GIVEN TASK: Exclude all pictures, then copy each of the records exactly as written.

DATA IN THIS EXERCISE:
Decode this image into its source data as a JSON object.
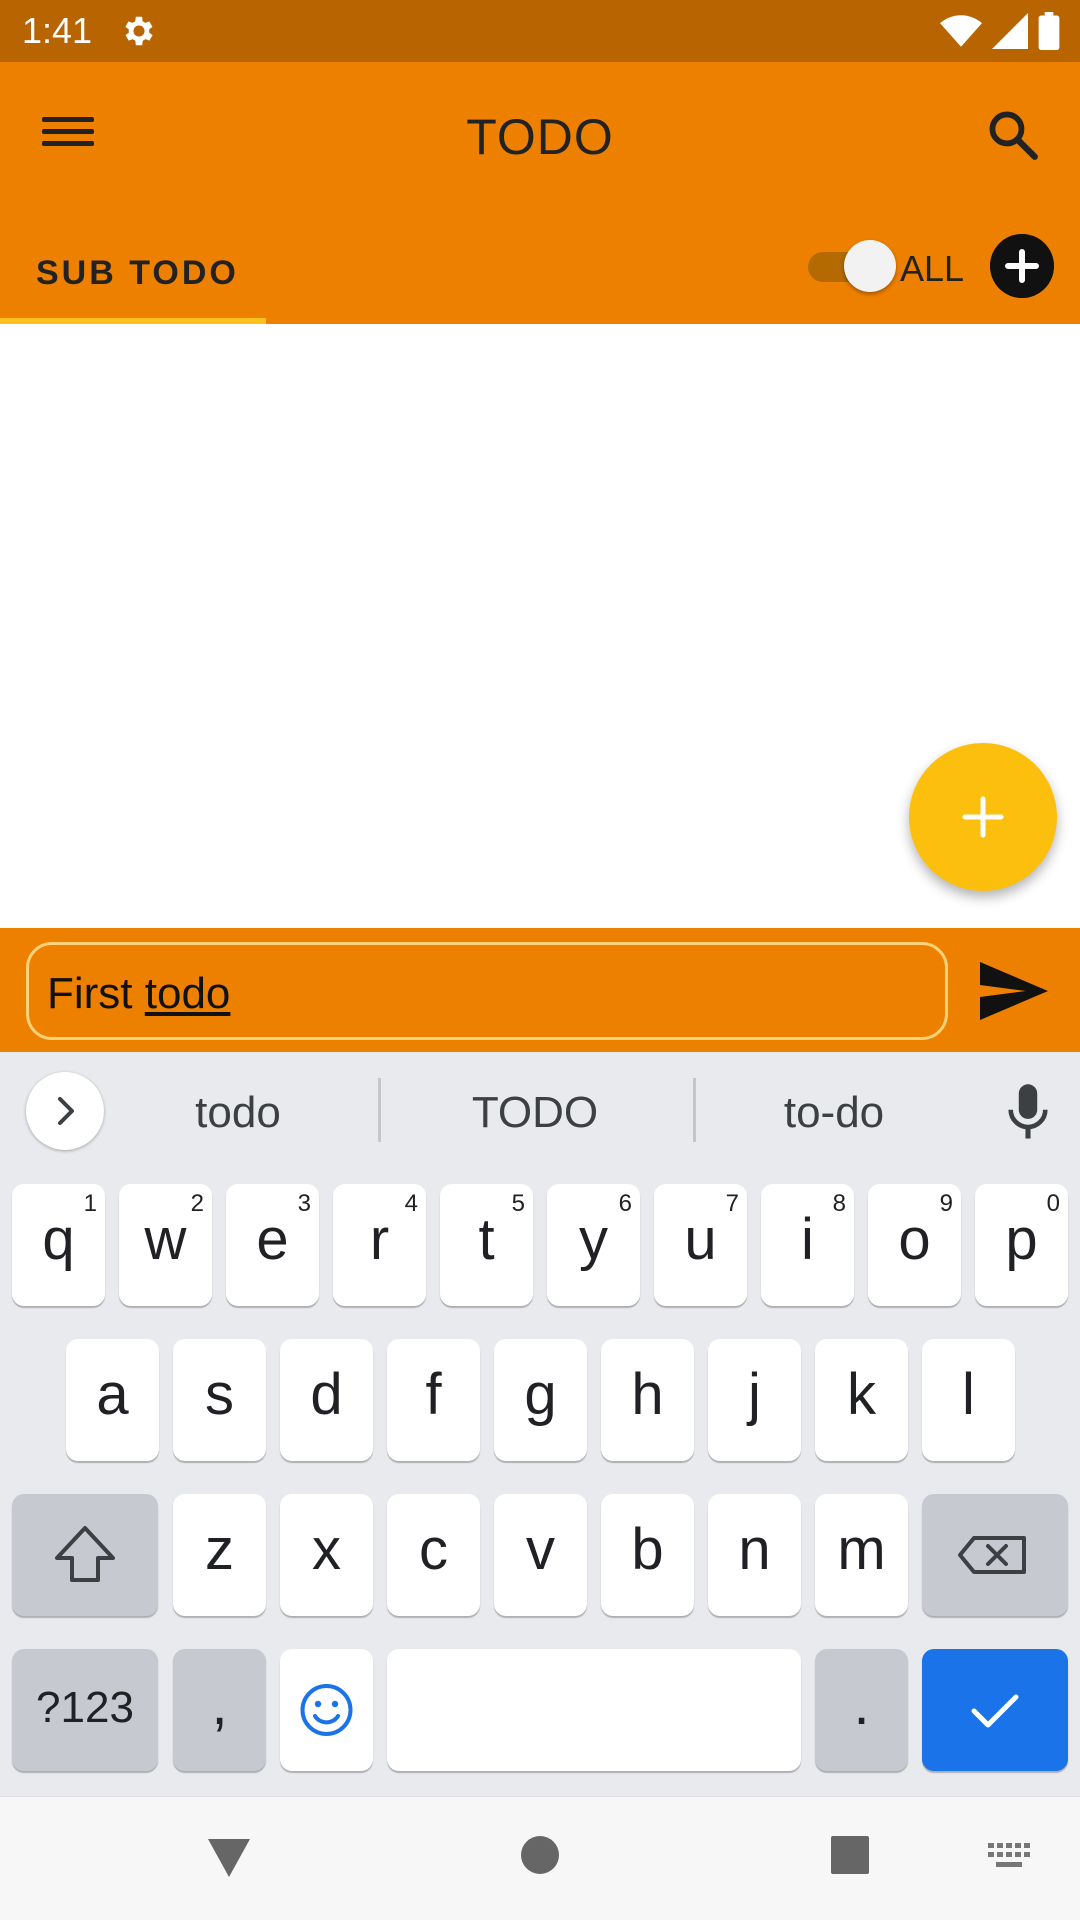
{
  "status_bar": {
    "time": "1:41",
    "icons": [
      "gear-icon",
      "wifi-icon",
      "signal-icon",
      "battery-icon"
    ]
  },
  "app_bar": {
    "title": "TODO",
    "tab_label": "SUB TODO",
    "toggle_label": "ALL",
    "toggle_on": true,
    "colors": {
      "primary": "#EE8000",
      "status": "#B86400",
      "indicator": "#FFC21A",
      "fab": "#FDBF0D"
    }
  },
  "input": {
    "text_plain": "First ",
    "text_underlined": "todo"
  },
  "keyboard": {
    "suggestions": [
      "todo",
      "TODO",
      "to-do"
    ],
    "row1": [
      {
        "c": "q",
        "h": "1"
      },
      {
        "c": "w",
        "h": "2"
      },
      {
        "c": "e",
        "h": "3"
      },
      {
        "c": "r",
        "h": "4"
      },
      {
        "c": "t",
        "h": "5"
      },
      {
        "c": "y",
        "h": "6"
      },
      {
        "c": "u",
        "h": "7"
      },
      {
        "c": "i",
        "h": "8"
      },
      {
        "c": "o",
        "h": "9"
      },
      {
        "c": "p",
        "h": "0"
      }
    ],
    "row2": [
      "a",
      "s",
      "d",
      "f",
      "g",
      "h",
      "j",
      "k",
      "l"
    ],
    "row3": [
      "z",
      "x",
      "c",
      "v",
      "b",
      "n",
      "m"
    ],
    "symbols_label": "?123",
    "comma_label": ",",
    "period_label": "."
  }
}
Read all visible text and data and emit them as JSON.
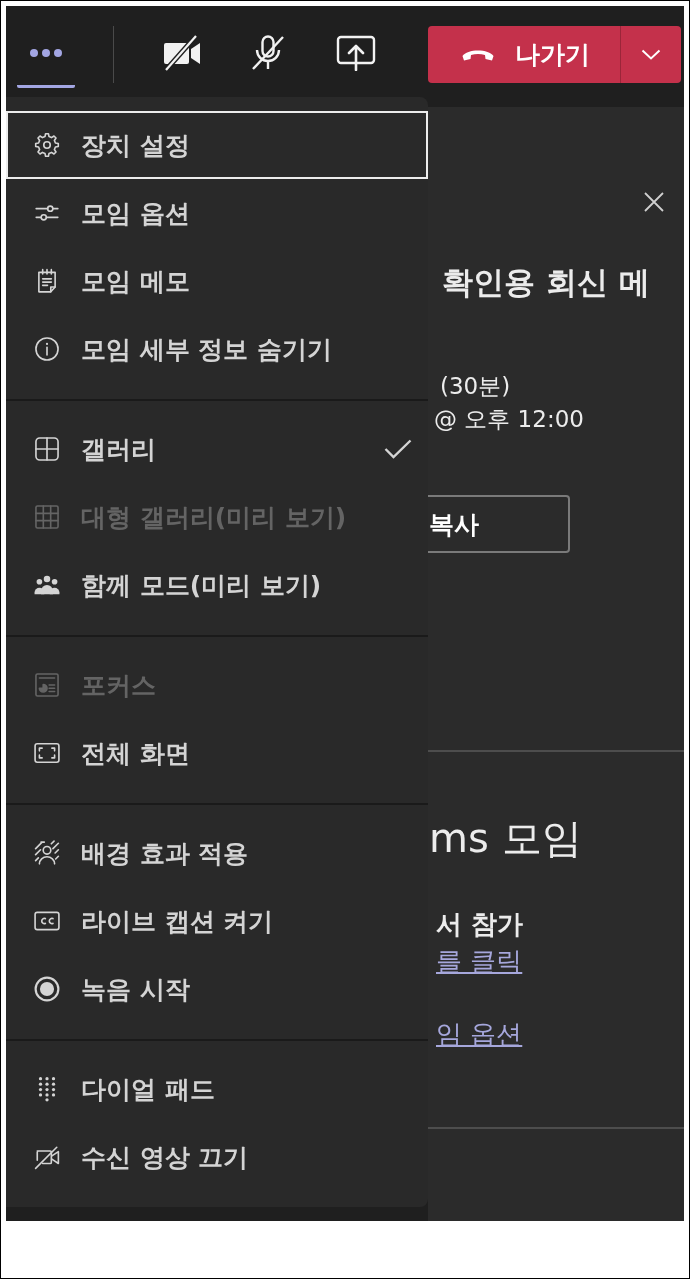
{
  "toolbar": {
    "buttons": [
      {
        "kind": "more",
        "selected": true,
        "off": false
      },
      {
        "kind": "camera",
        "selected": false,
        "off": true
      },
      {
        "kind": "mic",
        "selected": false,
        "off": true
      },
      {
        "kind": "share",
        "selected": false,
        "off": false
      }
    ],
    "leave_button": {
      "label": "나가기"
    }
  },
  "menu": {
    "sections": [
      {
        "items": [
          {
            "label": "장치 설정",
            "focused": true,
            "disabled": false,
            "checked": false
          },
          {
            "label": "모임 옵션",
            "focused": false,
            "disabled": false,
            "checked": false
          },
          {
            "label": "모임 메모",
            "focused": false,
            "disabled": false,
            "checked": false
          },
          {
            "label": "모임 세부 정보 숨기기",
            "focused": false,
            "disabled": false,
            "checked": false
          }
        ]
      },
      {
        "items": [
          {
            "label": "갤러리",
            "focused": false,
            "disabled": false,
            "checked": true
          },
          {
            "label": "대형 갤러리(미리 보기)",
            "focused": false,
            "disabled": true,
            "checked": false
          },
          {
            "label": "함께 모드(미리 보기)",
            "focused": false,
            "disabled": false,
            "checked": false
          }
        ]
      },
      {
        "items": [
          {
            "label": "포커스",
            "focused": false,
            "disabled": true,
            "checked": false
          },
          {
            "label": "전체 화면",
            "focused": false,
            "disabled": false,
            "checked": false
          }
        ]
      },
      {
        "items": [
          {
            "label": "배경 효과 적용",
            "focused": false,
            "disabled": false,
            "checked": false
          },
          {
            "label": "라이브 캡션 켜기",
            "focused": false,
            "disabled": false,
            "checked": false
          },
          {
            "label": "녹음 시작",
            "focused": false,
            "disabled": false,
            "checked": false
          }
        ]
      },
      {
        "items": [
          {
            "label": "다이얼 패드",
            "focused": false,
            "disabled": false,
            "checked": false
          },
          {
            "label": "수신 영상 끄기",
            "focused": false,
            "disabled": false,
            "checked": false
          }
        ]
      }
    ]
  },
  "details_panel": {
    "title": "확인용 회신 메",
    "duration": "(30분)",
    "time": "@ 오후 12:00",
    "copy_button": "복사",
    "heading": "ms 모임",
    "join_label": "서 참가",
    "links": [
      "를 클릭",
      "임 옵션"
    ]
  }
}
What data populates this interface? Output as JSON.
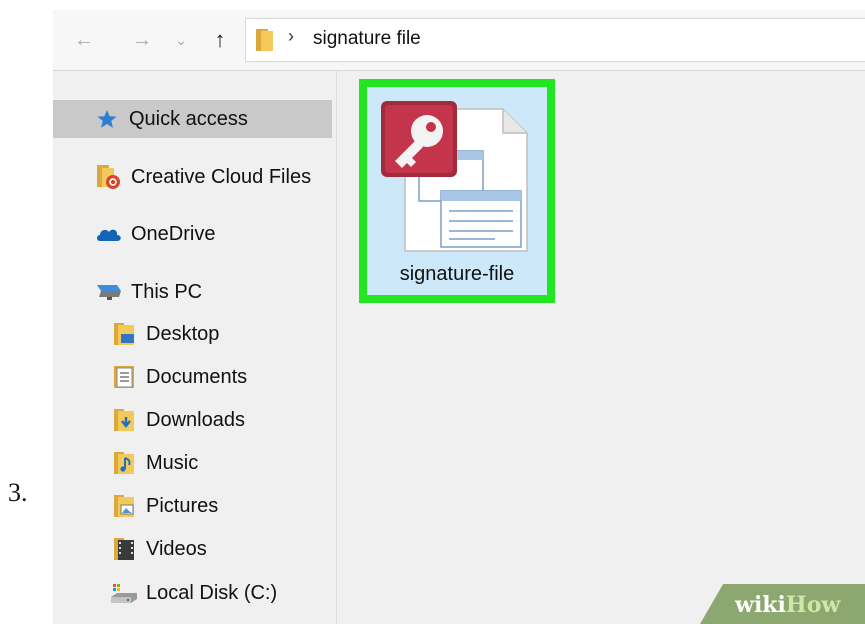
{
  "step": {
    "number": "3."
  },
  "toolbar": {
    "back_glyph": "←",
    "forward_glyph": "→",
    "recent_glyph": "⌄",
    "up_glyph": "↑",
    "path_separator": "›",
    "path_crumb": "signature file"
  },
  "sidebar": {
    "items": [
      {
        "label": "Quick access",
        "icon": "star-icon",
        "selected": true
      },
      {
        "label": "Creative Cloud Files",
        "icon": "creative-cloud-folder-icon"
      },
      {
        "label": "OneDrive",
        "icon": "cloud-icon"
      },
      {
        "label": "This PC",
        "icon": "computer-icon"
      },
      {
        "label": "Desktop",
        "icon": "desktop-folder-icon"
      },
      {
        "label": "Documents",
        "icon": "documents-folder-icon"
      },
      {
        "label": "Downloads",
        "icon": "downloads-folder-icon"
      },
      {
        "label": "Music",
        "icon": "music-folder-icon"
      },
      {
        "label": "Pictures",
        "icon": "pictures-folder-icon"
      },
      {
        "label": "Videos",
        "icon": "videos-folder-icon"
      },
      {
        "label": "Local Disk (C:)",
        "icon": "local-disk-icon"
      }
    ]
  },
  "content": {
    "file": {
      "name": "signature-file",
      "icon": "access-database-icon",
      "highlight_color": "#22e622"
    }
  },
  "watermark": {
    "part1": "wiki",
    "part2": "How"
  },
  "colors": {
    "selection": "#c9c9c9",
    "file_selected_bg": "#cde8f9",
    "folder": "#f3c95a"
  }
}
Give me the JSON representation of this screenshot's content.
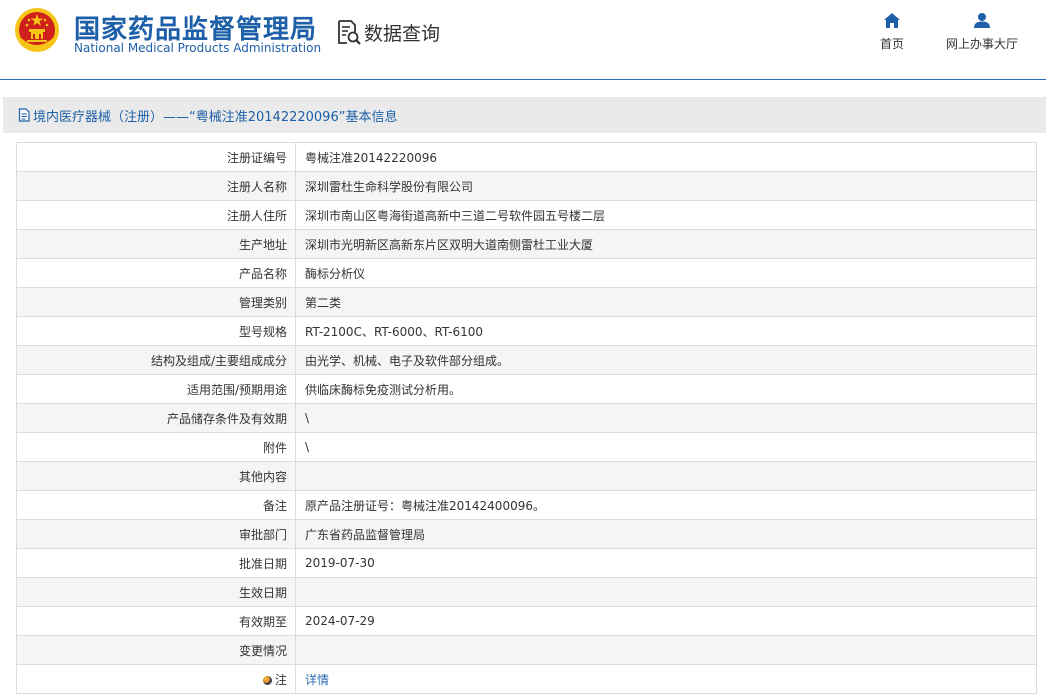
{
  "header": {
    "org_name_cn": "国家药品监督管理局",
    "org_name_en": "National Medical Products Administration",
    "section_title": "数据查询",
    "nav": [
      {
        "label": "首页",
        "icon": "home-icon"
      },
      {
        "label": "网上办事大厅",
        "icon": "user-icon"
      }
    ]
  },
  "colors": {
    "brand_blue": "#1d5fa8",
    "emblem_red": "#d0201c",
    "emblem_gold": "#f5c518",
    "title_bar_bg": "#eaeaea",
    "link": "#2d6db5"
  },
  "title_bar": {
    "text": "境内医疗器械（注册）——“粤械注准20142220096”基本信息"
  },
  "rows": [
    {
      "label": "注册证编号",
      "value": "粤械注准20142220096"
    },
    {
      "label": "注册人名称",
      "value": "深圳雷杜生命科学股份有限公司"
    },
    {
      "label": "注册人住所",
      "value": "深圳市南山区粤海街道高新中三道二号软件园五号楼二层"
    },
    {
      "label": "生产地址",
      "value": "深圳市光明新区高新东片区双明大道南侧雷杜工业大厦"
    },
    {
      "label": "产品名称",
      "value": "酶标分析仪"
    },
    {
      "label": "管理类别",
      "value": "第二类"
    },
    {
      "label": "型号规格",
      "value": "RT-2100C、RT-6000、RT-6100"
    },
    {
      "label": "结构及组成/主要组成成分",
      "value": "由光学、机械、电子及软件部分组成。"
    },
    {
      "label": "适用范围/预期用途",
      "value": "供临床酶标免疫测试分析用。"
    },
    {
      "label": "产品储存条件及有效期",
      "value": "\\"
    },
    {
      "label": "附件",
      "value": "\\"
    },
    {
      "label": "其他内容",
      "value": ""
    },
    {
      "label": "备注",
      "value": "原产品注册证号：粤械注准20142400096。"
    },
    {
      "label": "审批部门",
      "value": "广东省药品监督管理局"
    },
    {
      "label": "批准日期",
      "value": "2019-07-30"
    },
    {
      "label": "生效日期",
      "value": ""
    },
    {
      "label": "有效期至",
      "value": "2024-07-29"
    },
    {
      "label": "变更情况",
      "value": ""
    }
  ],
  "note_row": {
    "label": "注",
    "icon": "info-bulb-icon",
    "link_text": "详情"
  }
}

EXERCISE RESPONSE:
Decode this image into its source data as a JSON object.
{
  "status_bar": {
    "time": "1:41",
    "icons": [
      "gear-icon",
      "wifi-icon",
      "signal-icon",
      "battery-icon"
    ]
  },
  "app_bar": {
    "title": "TODO",
    "tab_label": "SUB TODO",
    "toggle_label": "ALL",
    "toggle_on": true,
    "colors": {
      "primary": "#EE8000",
      "status": "#B86400",
      "indicator": "#FFC21A",
      "fab": "#FDBF0D"
    }
  },
  "input": {
    "text_plain": "First ",
    "text_underlined": "todo"
  },
  "keyboard": {
    "suggestions": [
      "todo",
      "TODO",
      "to-do"
    ],
    "row1": [
      {
        "c": "q",
        "h": "1"
      },
      {
        "c": "w",
        "h": "2"
      },
      {
        "c": "e",
        "h": "3"
      },
      {
        "c": "r",
        "h": "4"
      },
      {
        "c": "t",
        "h": "5"
      },
      {
        "c": "y",
        "h": "6"
      },
      {
        "c": "u",
        "h": "7"
      },
      {
        "c": "i",
        "h": "8"
      },
      {
        "c": "o",
        "h": "9"
      },
      {
        "c": "p",
        "h": "0"
      }
    ],
    "row2": [
      "a",
      "s",
      "d",
      "f",
      "g",
      "h",
      "j",
      "k",
      "l"
    ],
    "row3": [
      "z",
      "x",
      "c",
      "v",
      "b",
      "n",
      "m"
    ],
    "symbols_label": "?123",
    "comma_label": ",",
    "period_label": "."
  }
}
Read all visible text and data and emit them as JSON.
{
  "toolbar": {
    "buttons": [
      {
        "kind": "more",
        "selected": true,
        "off": false
      },
      {
        "kind": "camera",
        "selected": false,
        "off": true
      },
      {
        "kind": "mic",
        "selected": false,
        "off": true
      },
      {
        "kind": "share",
        "selected": false,
        "off": false
      }
    ],
    "leave_button": {
      "label": "나가기"
    }
  },
  "menu": {
    "sections": [
      {
        "items": [
          {
            "label": "장치 설정",
            "focused": true,
            "disabled": false,
            "checked": false
          },
          {
            "label": "모임 옵션",
            "focused": false,
            "disabled": false,
            "checked": false
          },
          {
            "label": "모임 메모",
            "focused": false,
            "disabled": false,
            "checked": false
          },
          {
            "label": "모임 세부 정보 숨기기",
            "focused": false,
            "disabled": false,
            "checked": false
          }
        ]
      },
      {
        "items": [
          {
            "label": "갤러리",
            "focused": false,
            "disabled": false,
            "checked": true
          },
          {
            "label": "대형 갤러리(미리 보기)",
            "focused": false,
            "disabled": true,
            "checked": false
          },
          {
            "label": "함께 모드(미리 보기)",
            "focused": false,
            "disabled": false,
            "checked": false
          }
        ]
      },
      {
        "items": [
          {
            "label": "포커스",
            "focused": false,
            "disabled": true,
            "checked": false
          },
          {
            "label": "전체 화면",
            "focused": false,
            "disabled": false,
            "checked": false
          }
        ]
      },
      {
        "items": [
          {
            "label": "배경 효과 적용",
            "focused": false,
            "disabled": false,
            "checked": false
          },
          {
            "label": "라이브 캡션 켜기",
            "focused": false,
            "disabled": false,
            "checked": false
          },
          {
            "label": "녹음 시작",
            "focused": false,
            "disabled": false,
            "checked": false
          }
        ]
      },
      {
        "items": [
          {
            "label": "다이얼 패드",
            "focused": false,
            "disabled": false,
            "checked": false
          },
          {
            "label": "수신 영상 끄기",
            "focused": false,
            "disabled": false,
            "checked": false
          }
        ]
      }
    ]
  },
  "details_panel": {
    "title": "확인용 회신 메",
    "duration": "(30분)",
    "time": "@ 오후 12:00",
    "copy_button": "복사",
    "heading": "ms 모임",
    "join_label": "서 참가",
    "links": [
      "를 클릭",
      "임 옵션"
    ]
  }
}
What data populates this interface? Output as JSON.
{
  "step": {
    "number": "3."
  },
  "toolbar": {
    "back_glyph": "←",
    "forward_glyph": "→",
    "recent_glyph": "⌄",
    "up_glyph": "↑",
    "path_separator": "›",
    "path_crumb": "signature file"
  },
  "sidebar": {
    "items": [
      {
        "label": "Quick access",
        "icon": "star-icon",
        "selected": true
      },
      {
        "label": "Creative Cloud Files",
        "icon": "creative-cloud-folder-icon"
      },
      {
        "label": "OneDrive",
        "icon": "cloud-icon"
      },
      {
        "label": "This PC",
        "icon": "computer-icon"
      },
      {
        "label": "Desktop",
        "icon": "desktop-folder-icon"
      },
      {
        "label": "Documents",
        "icon": "documents-folder-icon"
      },
      {
        "label": "Downloads",
        "icon": "downloads-folder-icon"
      },
      {
        "label": "Music",
        "icon": "music-folder-icon"
      },
      {
        "label": "Pictures",
        "icon": "pictures-folder-icon"
      },
      {
        "label": "Videos",
        "icon": "videos-folder-icon"
      },
      {
        "label": "Local Disk (C:)",
        "icon": "local-disk-icon"
      }
    ]
  },
  "content": {
    "file": {
      "name": "signature-file",
      "icon": "access-database-icon",
      "highlight_color": "#22e622"
    }
  },
  "watermark": {
    "part1": "wiki",
    "part2": "How"
  },
  "colors": {
    "selection": "#c9c9c9",
    "file_selected_bg": "#cde8f9",
    "folder": "#f3c95a"
  }
}
Give me the JSON representation of this screenshot's content.
{
  "header": {
    "org_name_cn": "国家药品监督管理局",
    "org_name_en": "National Medical Products Administration",
    "section_title": "数据查询",
    "nav": [
      {
        "label": "首页",
        "icon": "home-icon"
      },
      {
        "label": "网上办事大厅",
        "icon": "user-icon"
      }
    ]
  },
  "colors": {
    "brand_blue": "#1d5fa8",
    "emblem_red": "#d0201c",
    "emblem_gold": "#f5c518",
    "title_bar_bg": "#eaeaea",
    "link": "#2d6db5"
  },
  "title_bar": {
    "text": "境内医疗器械（注册）——“粤械注准20142220096”基本信息"
  },
  "rows": [
    {
      "label": "注册证编号",
      "value": "粤械注准20142220096"
    },
    {
      "label": "注册人名称",
      "value": "深圳雷杜生命科学股份有限公司"
    },
    {
      "label": "注册人住所",
      "value": "深圳市南山区粤海街道高新中三道二号软件园五号楼二层"
    },
    {
      "label": "生产地址",
      "value": "深圳市光明新区高新东片区双明大道南侧雷杜工业大厦"
    },
    {
      "label": "产品名称",
      "value": "酶标分析仪"
    },
    {
      "label": "管理类别",
      "value": "第二类"
    },
    {
      "label": "型号规格",
      "value": "RT-2100C、RT-6000、RT-6100"
    },
    {
      "label": "结构及组成/主要组成成分",
      "value": "由光学、机械、电子及软件部分组成。"
    },
    {
      "label": "适用范围/预期用途",
      "value": "供临床酶标免疫测试分析用。"
    },
    {
      "label": "产品储存条件及有效期",
      "value": "\\"
    },
    {
      "label": "附件",
      "value": "\\"
    },
    {
      "label": "其他内容",
      "value": ""
    },
    {
      "label": "备注",
      "value": "原产品注册证号：粤械注准20142400096。"
    },
    {
      "label": "审批部门",
      "value": "广东省药品监督管理局"
    },
    {
      "label": "批准日期",
      "value": "2019-07-30"
    },
    {
      "label": "生效日期",
      "value": ""
    },
    {
      "label": "有效期至",
      "value": "2024-07-29"
    },
    {
      "label": "变更情况",
      "value": ""
    }
  ],
  "note_row": {
    "label": "注",
    "icon": "info-bulb-icon",
    "link_text": "详情"
  }
}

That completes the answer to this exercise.